* start *
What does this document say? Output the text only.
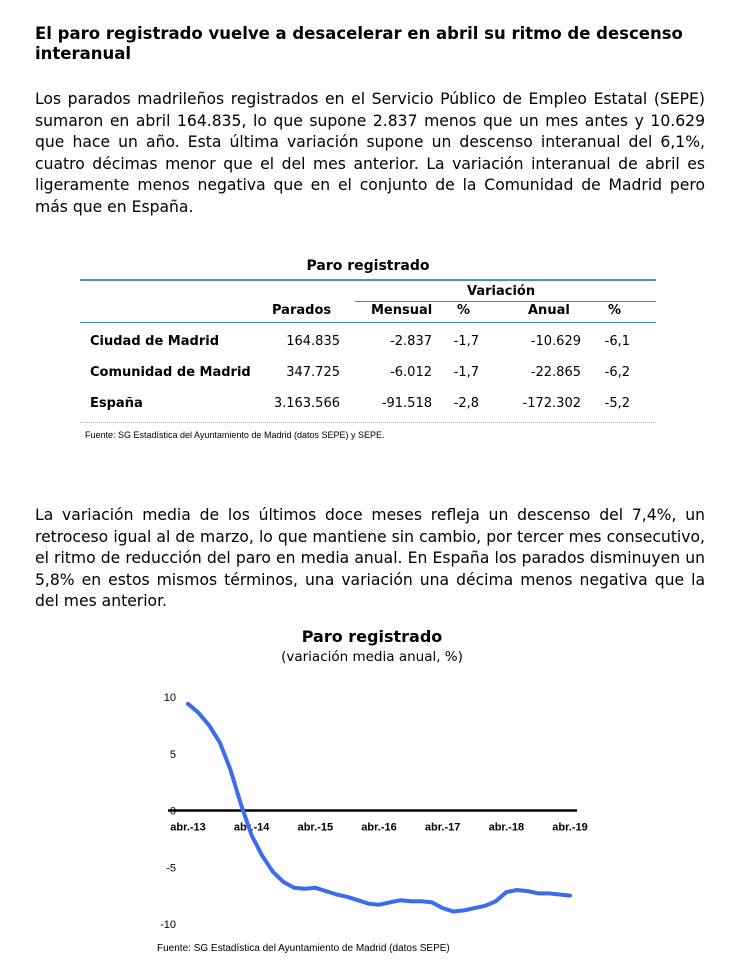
El paro registrado vuelve a desacelerar en abril su ritmo de descenso interanual
Los parados madrileños registrados en el Servicio Público de Empleo Estatal (SEPE) sumaron en abril 164.835, lo que supone 2.837 menos que un mes antes y 10.629 que hace un año. Esta última variación supone un descenso interanual del 6,1%, cuatro décimas menor que el del mes anterior. La variación interanual de abril es ligeramente menos negativa que en el conjunto de la Comunidad de Madrid pero más que en España.
Paro registrado
Variación
Parados	Mensual %	Anual	%
Ciudad de Madrid	164.835	-2.837 -1,7	-10.629 -6,1
Comunidad de Madrid	347.725	-6.012 -1,7	-22.865 -6,2
España	3.163.566	-91.518 -2,8	-172.302 -5,2
Fuente: SG Estadística del Ayuntamiento de Madrid (datos SEPE) y SEPE.
La variación media de los últimos doce meses refleja un descenso del 7,4%, un retroceso igual al de marzo, lo que mantiene sin cambio, por tercer mes consecutivo, el ritmo de reducción del paro en media anual. En España los parados disminuyen un 5,8% en estos mismos términos, una variación una décima menos negativa que la del mes anterior.
Paro registrado
(variación media anual, %)
10
5
0
-5
-10
abr.-13	abr.-14	abr.-15	abr.-16	abr.-17	abr.-18	abr.-19
Fuente: SG Estadística del Ayuntamiento de Madrid (datos SEPE)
* end *
* [Written task]:
Repeat the records above verbatim, with no pictures in the result.

* [Result]:
What does this document say? Output the text only.
El paro registrado vuelve a desacelerar en abril su ritmo de descenso interanual
Los parados madrileños registrados en el Servicio Público de Empleo Estatal (SEPE) sumaron en abril 164.835, lo que supone 2.837 menos que un mes antes y 10.629 que hace un año. Esta última variación supone un descenso interanual del 6,1%, cuatro décimas menor que el del mes anterior. La variación interanual de abril es ligeramente menos negativa que en el conjunto de la Comunidad de Madrid pero más que en España.
Paro registrado
Variación
Parados	Mensual %	Anual	%
Ciudad de Madrid	164.835	-2.837 -1,7	-10.629 -6,1
Comunidad de Madrid	347.725	-6.012 -1,7	-22.865 -6,2
España	3.163.566	-91.518 -2,8	-172.302 -5,2
Fuente: SG Estadística del Ayuntamiento de Madrid (datos SEPE) y SEPE.
La variación media de los últimos doce meses refleja un descenso del 7,4%, un retroceso igual al de marzo, lo que mantiene sin cambio, por tercer mes consecutivo, el ritmo de reducción del paro en media anual. En España los parados disminuyen un 5,8% en estos mismos términos, una variación una décima menos negativa que la del mes anterior.
Paro registrado
(variación media anual, %)
10
5
0
-5
-10
abr.-13	abr.-14	abr.-15	abr.-16	abr.-17	abr.-18	abr.-19
Fuente: SG Estadística del Ayuntamiento de Madrid (datos SEPE)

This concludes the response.